Look for the string "dinh" in the lines and copy each line that has it.

____ Stored records

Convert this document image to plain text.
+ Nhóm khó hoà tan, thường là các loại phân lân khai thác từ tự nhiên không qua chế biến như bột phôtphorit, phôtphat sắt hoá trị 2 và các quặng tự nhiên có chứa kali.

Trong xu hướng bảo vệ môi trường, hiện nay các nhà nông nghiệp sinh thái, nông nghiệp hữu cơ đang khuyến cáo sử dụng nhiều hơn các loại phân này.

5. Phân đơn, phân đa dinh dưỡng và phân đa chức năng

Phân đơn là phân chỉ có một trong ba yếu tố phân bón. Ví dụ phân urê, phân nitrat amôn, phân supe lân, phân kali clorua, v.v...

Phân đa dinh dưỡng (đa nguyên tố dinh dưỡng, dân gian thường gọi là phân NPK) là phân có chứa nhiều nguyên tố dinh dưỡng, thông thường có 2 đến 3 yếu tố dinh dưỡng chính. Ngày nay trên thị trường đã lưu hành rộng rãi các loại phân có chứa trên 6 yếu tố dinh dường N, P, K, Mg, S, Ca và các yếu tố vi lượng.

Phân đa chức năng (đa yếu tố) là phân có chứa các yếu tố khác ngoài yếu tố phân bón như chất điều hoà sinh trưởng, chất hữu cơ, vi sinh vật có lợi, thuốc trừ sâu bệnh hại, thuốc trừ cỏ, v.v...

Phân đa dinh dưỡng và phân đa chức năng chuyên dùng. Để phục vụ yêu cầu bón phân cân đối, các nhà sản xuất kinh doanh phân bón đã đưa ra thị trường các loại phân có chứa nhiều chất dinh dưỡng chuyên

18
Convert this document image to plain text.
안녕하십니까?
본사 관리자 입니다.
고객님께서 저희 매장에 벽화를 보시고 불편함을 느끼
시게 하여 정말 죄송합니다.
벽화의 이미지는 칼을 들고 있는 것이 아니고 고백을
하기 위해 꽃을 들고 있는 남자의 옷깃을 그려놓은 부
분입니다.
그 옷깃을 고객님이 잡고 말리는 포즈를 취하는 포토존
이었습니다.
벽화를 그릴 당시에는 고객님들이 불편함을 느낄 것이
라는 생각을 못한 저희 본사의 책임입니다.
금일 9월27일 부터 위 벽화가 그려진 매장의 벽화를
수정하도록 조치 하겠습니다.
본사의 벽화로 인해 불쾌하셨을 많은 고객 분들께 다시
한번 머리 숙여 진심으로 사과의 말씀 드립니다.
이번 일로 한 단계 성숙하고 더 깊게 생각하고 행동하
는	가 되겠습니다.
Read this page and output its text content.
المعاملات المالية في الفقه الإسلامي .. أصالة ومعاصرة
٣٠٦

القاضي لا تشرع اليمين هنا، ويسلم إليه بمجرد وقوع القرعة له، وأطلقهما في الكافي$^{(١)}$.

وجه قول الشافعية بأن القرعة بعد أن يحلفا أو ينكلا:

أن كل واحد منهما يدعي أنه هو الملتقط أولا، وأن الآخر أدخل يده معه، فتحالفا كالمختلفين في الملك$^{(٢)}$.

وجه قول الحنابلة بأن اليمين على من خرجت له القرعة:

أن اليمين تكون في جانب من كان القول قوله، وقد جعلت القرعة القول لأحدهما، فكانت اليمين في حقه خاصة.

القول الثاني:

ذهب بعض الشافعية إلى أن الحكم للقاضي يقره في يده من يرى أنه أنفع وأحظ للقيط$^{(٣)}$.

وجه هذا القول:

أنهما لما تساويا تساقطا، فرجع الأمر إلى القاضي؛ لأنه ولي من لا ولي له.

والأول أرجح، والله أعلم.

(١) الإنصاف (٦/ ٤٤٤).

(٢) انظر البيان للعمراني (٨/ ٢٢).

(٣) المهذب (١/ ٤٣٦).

________

-- Task answer --
5. Phân đơn, phân đa dinh dưỡng và phân đa chức năng
Phân đa dinh dưỡng (đa nguyên tố dinh dưỡng, dân gian thường gọi là phân NPK) là phân có chứa nhiều nguyên tố dinh dưỡng, thông thường có 2 đến 3 yếu tố dinh dưỡng chính. Ngày nay trên thị trường đã lưu hành rộng rãi các loại phân có chứa trên 6 yếu tố dinh dường N, P, K, Mg, S, Ca và các yếu tố vi lượng.
Phân đa dinh dưỡng và phân đa chức năng chuyên dùng. Để phục vụ yêu cầu bón phân cân đối, các nhà sản xuất kinh doanh phân bón đã đưa ra thị trường các loại phân có chứa nhiều chất dinh dưỡng chuyên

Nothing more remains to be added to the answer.